Start of RECORDS TO PROCESS

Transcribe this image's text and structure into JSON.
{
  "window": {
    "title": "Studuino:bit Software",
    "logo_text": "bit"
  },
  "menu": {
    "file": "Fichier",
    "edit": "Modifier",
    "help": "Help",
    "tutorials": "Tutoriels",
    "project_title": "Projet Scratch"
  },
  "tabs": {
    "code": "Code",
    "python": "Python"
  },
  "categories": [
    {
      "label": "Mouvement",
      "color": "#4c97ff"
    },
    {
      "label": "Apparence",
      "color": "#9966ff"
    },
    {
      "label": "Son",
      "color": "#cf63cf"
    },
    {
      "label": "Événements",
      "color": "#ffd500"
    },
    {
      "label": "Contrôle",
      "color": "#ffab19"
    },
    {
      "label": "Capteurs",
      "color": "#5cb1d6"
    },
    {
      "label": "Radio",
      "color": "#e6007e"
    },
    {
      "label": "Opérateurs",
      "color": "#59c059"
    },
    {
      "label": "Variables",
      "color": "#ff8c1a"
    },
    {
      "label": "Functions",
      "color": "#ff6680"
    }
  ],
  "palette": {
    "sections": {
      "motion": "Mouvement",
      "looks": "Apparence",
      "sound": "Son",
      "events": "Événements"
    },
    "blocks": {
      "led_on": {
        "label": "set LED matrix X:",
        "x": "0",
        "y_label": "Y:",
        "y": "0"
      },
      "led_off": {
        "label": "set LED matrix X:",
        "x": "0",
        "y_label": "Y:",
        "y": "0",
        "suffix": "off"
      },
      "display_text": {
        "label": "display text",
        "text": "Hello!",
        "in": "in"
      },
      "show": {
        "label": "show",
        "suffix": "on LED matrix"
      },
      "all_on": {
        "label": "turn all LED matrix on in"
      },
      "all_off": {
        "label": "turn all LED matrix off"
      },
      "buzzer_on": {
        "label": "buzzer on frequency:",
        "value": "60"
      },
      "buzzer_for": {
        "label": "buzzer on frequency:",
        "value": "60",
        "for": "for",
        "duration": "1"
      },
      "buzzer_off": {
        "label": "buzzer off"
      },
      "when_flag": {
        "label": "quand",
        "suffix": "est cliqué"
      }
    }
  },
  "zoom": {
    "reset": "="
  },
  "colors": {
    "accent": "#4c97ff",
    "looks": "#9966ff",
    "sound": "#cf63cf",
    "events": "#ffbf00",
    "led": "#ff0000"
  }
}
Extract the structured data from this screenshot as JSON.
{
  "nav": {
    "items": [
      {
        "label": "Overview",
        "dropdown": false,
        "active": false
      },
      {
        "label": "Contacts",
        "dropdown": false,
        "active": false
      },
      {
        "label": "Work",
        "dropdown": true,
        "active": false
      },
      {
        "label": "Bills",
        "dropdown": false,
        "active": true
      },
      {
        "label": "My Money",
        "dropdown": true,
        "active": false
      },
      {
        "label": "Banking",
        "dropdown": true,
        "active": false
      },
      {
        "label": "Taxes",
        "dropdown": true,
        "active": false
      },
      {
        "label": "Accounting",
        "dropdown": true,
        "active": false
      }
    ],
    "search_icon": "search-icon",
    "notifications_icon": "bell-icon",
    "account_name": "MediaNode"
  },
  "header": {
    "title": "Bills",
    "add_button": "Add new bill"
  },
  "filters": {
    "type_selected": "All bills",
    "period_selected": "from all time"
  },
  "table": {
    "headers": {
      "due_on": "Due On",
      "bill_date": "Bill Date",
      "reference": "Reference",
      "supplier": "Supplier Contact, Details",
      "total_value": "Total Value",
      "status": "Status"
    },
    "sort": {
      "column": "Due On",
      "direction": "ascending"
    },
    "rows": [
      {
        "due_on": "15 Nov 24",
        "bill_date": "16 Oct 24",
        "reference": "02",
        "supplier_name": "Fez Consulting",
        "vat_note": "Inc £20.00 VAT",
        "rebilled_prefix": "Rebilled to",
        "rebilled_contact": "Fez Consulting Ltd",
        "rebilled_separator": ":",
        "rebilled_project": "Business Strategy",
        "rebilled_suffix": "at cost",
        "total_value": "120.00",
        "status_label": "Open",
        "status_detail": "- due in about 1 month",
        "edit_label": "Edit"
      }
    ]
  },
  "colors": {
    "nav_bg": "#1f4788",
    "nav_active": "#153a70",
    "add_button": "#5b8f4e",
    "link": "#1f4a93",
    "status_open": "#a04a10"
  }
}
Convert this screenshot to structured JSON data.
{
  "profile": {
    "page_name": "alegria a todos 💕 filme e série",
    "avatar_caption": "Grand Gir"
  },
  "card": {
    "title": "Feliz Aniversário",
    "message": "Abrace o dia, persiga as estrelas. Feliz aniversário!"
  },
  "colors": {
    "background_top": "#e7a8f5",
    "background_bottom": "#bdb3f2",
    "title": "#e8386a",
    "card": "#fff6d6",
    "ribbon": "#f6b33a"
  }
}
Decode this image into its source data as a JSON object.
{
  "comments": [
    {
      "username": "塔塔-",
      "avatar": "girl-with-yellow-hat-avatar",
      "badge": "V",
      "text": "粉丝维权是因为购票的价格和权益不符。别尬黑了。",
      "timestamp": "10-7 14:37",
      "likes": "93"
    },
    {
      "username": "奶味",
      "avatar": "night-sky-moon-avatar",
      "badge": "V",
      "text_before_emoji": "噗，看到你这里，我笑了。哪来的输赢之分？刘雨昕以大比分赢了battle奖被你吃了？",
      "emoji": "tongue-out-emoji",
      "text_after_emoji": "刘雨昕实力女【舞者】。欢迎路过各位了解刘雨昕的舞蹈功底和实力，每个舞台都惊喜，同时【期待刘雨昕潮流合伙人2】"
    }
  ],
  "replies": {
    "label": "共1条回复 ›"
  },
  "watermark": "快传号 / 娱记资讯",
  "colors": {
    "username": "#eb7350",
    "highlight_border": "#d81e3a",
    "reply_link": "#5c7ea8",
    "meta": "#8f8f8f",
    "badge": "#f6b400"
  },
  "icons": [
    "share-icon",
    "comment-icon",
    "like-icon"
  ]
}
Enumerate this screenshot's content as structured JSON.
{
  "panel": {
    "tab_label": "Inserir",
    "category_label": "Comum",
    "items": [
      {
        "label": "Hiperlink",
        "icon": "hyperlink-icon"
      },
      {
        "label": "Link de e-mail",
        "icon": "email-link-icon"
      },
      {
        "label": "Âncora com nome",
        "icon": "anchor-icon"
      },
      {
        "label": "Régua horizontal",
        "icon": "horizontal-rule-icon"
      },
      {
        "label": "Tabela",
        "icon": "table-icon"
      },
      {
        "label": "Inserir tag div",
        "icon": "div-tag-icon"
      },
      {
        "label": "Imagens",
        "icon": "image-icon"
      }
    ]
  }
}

End of RECORDS TO PROCESS

EXERCISE: Copy each line of the listing that includes "this".

THE RESULT:
Transcribe this image's text and structure into JSON.
Extract the structured data from this screenshot as JSON.
Convert this screenshot to structured JSON data.
Decode this image into its source data as a JSON object.
Enumerate this screenshot's content as structured JSON.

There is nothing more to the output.